### Set exercise
Quote the records beneath, complete and exact. Leave out images.

### Exercise input
^^^^

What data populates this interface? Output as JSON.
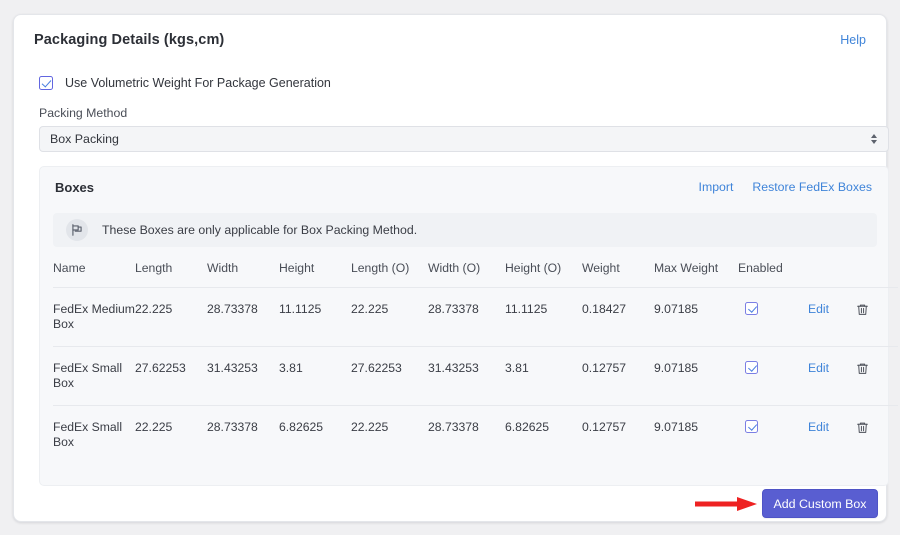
{
  "card": {
    "title": "Packaging Details (kgs,cm)",
    "help_label": "Help"
  },
  "volumetric": {
    "label": "Use Volumetric Weight For Package Generation",
    "checked": true
  },
  "packing_method": {
    "label": "Packing Method",
    "value": "Box Packing",
    "options": [
      "Box Packing"
    ]
  },
  "boxes": {
    "title": "Boxes",
    "import_label": "Import",
    "restore_label": "Restore FedEx Boxes",
    "info_text": "These Boxes are only applicable for Box Packing Method.",
    "info_icon": "flag-icon",
    "columns": [
      "Name",
      "Length",
      "Width",
      "Height",
      "Length (O)",
      "Width (O)",
      "Height (O)",
      "Weight",
      "Max Weight",
      "Enabled"
    ],
    "rows": [
      {
        "name": "FedEx Medium Box",
        "length": "22.225",
        "width": "28.73378",
        "height": "11.1125",
        "length_o": "22.225",
        "width_o": "28.73378",
        "height_o": "11.1125",
        "weight": "0.18427",
        "max_weight": "9.07185",
        "enabled": true,
        "edit_label": "Edit",
        "delete_icon": "trash-icon"
      },
      {
        "name": "FedEx Small Box",
        "length": "27.62253",
        "width": "31.43253",
        "height": "3.81",
        "length_o": "27.62253",
        "width_o": "31.43253",
        "height_o": "3.81",
        "weight": "0.12757",
        "max_weight": "9.07185",
        "enabled": true,
        "edit_label": "Edit",
        "delete_icon": "trash-icon"
      },
      {
        "name": "FedEx Small Box",
        "length": "22.225",
        "width": "28.73378",
        "height": "6.82625",
        "length_o": "22.225",
        "width_o": "28.73378",
        "height_o": "6.82625",
        "weight": "0.12757",
        "max_weight": "9.07185",
        "enabled": true,
        "edit_label": "Edit",
        "delete_icon": "trash-icon"
      }
    ]
  },
  "footer": {
    "add_custom_box_label": "Add Custom Box"
  },
  "annotation": {
    "arrow_icon": "red-arrow-right",
    "arrow_color": "#ee2222"
  },
  "colors": {
    "accent_button": "#595ed1",
    "link": "#3f84d9",
    "checkbox_border": "#6266e0",
    "page_background": "#f0f0f2",
    "panel_background": "#f7f8fa"
  }
}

^^^^

### Exercise response
What data populates this interface? Output as JSON.
{
  "card": {
    "title": "Packaging Details (kgs,cm)",
    "help_label": "Help"
  },
  "volumetric": {
    "label": "Use Volumetric Weight For Package Generation",
    "checked": true
  },
  "packing_method": {
    "label": "Packing Method",
    "value": "Box Packing",
    "options": [
      "Box Packing"
    ]
  },
  "boxes": {
    "title": "Boxes",
    "import_label": "Import",
    "restore_label": "Restore FedEx Boxes",
    "info_text": "These Boxes are only applicable for Box Packing Method.",
    "info_icon": "flag-icon",
    "columns": [
      "Name",
      "Length",
      "Width",
      "Height",
      "Length (O)",
      "Width (O)",
      "Height (O)",
      "Weight",
      "Max Weight",
      "Enabled"
    ],
    "rows": [
      {
        "name": "FedEx Medium Box",
        "length": "22.225",
        "width": "28.73378",
        "height": "11.1125",
        "length_o": "22.225",
        "width_o": "28.73378",
        "height_o": "11.1125",
        "weight": "0.18427",
        "max_weight": "9.07185",
        "enabled": true,
        "edit_label": "Edit",
        "delete_icon": "trash-icon"
      },
      {
        "name": "FedEx Small Box",
        "length": "27.62253",
        "width": "31.43253",
        "height": "3.81",
        "length_o": "27.62253",
        "width_o": "31.43253",
        "height_o": "3.81",
        "weight": "0.12757",
        "max_weight": "9.07185",
        "enabled": true,
        "edit_label": "Edit",
        "delete_icon": "trash-icon"
      },
      {
        "name": "FedEx Small Box",
        "length": "22.225",
        "width": "28.73378",
        "height": "6.82625",
        "length_o": "22.225",
        "width_o": "28.73378",
        "height_o": "6.82625",
        "weight": "0.12757",
        "max_weight": "9.07185",
        "enabled": true,
        "edit_label": "Edit",
        "delete_icon": "trash-icon"
      }
    ]
  },
  "footer": {
    "add_custom_box_label": "Add Custom Box"
  },
  "annotation": {
    "arrow_icon": "red-arrow-right",
    "arrow_color": "#ee2222"
  },
  "colors": {
    "accent_button": "#595ed1",
    "link": "#3f84d9",
    "checkbox_border": "#6266e0",
    "page_background": "#f0f0f2",
    "panel_background": "#f7f8fa"
  }
}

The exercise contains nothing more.